> [Task directions]
Keep only those lines of the records that include the string "보유지분".

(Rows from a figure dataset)

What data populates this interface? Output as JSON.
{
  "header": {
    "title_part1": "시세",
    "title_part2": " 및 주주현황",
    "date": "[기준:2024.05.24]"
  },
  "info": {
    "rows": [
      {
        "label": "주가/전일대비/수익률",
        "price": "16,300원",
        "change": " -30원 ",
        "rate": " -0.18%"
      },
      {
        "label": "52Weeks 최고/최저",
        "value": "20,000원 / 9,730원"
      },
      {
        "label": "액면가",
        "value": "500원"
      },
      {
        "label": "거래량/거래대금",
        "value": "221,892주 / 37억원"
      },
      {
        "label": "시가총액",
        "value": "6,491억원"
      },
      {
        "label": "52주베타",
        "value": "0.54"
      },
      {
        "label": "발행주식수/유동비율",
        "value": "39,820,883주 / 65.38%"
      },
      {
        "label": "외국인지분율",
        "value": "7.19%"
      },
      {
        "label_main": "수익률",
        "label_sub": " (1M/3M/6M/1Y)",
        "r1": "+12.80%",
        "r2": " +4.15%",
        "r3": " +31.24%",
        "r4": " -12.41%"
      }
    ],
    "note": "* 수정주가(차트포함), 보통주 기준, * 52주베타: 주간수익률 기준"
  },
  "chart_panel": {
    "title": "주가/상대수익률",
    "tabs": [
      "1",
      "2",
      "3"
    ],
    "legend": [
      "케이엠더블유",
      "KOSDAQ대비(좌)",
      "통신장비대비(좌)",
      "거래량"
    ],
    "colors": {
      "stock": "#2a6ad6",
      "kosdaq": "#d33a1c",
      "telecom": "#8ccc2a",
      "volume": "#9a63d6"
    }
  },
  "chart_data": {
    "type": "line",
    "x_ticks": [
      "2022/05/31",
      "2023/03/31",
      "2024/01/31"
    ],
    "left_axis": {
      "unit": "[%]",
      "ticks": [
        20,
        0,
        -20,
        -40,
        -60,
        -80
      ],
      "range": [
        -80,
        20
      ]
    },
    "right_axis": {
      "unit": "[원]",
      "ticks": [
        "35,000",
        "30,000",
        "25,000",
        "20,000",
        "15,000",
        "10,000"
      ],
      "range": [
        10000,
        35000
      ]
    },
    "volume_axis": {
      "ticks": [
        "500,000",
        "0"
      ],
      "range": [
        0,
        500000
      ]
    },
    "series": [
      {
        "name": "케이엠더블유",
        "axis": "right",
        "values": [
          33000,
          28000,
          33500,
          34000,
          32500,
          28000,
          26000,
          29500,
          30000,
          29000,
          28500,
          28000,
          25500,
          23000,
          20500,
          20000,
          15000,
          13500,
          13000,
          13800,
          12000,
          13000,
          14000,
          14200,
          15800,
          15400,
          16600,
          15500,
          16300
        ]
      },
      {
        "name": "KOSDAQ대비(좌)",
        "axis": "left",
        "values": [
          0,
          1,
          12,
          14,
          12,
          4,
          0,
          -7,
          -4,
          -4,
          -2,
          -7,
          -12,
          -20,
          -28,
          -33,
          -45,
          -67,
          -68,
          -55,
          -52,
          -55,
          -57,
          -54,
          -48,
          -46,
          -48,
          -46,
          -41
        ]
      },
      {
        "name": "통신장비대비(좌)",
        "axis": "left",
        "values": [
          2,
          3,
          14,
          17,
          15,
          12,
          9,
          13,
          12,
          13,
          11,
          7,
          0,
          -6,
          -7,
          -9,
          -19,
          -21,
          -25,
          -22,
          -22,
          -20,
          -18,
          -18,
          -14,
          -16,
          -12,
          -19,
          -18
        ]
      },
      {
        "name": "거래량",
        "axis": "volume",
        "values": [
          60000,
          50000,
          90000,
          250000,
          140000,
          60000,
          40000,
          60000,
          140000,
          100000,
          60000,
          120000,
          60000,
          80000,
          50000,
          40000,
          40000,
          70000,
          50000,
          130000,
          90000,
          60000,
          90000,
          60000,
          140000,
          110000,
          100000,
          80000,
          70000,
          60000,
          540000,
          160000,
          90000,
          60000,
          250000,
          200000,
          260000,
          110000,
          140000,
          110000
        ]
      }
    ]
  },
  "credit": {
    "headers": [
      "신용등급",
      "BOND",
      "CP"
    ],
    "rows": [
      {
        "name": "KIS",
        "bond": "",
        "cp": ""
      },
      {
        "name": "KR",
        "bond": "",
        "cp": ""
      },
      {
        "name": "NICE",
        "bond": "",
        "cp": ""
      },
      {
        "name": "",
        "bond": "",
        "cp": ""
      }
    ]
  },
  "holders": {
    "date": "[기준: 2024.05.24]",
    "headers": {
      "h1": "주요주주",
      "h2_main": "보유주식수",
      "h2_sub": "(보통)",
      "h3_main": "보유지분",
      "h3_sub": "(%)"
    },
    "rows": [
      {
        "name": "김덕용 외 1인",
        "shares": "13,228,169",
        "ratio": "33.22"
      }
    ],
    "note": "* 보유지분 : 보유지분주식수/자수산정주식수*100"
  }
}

> [Solved exercise]
      "h3_main": "보유지분",
    "note": "* 보유지분 : 보유지분주식수/자수산정주식수*100"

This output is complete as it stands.